(Dataset entries on figures)
========================

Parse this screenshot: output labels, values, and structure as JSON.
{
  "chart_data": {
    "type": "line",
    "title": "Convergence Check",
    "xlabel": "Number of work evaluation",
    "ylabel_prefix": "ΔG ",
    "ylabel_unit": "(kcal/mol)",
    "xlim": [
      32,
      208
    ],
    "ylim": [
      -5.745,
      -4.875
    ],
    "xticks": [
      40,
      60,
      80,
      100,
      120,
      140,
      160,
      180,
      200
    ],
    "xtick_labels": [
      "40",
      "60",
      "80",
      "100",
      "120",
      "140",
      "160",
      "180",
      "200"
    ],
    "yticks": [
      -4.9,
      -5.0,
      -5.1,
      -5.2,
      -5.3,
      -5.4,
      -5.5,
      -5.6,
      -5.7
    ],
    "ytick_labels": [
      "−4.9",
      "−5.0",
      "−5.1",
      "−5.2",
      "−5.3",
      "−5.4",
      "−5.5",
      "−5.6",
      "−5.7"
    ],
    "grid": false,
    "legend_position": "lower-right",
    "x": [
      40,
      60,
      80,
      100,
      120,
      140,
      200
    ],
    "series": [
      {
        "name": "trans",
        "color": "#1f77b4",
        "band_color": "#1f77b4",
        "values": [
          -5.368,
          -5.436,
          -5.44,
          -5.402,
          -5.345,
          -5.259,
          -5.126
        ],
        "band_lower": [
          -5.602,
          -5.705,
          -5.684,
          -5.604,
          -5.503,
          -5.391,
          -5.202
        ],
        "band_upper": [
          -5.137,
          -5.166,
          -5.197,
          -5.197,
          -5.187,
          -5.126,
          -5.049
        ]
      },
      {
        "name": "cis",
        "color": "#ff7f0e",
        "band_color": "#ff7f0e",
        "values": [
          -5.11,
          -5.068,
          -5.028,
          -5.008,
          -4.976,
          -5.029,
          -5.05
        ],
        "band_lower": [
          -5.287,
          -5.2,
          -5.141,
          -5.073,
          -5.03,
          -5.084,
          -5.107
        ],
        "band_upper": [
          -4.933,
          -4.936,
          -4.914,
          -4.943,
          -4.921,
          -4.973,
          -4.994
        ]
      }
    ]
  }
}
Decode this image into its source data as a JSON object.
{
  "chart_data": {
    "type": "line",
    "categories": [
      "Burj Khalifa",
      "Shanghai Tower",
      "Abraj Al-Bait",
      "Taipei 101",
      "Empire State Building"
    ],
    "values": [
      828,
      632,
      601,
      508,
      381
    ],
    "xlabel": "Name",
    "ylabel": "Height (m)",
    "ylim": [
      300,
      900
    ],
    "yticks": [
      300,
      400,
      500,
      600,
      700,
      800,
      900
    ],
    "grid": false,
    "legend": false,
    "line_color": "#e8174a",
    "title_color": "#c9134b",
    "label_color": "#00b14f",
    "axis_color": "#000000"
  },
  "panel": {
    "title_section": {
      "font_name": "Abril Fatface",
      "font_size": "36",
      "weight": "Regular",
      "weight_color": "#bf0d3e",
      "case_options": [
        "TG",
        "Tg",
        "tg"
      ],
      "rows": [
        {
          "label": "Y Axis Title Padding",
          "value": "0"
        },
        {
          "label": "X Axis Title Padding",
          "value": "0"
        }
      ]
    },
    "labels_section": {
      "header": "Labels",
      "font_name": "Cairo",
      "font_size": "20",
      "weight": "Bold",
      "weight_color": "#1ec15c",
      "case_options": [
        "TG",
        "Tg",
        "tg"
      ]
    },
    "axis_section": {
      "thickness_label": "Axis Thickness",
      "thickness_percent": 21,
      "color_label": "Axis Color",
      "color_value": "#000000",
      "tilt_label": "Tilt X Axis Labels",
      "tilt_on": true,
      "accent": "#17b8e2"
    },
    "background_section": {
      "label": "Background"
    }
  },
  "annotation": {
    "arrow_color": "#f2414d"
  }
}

========================

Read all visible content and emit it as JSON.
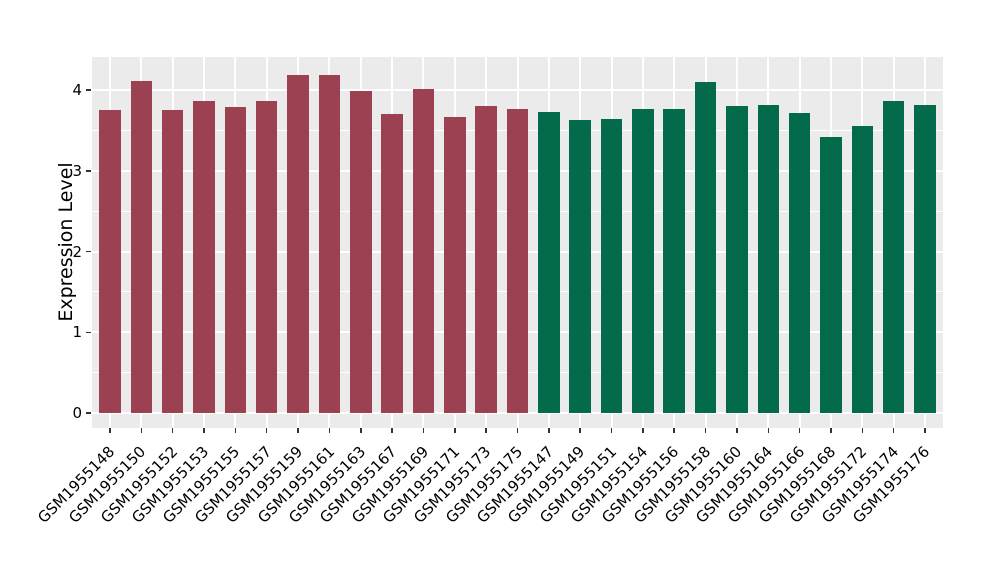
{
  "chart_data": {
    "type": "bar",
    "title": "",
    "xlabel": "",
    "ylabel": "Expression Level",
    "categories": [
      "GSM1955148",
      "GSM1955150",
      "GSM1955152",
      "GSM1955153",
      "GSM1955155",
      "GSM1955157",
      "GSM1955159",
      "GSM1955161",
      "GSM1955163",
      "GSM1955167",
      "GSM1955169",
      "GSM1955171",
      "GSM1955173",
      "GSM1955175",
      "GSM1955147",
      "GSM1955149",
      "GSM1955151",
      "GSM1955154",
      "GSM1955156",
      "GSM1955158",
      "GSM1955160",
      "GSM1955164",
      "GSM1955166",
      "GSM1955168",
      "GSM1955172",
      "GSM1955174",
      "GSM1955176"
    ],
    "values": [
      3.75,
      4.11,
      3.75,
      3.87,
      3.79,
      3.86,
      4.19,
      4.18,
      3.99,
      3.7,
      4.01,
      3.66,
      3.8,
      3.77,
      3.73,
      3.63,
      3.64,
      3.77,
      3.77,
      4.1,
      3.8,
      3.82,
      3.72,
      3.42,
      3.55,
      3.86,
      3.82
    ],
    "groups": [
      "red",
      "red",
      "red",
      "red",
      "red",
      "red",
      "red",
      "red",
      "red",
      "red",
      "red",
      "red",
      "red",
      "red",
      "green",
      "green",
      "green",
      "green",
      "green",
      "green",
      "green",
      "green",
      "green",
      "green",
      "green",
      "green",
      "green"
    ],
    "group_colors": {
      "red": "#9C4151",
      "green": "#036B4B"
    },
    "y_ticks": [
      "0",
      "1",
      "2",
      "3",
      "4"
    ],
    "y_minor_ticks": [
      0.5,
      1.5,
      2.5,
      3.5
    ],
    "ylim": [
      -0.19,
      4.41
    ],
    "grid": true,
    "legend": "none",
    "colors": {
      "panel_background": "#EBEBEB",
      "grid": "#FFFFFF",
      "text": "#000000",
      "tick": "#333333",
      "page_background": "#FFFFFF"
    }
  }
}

========================

YOUR OBJECTIVE:
Return only the number of lines in the entries that contain the string "Padding".

RESULT FOR THIS EXERCISE:
2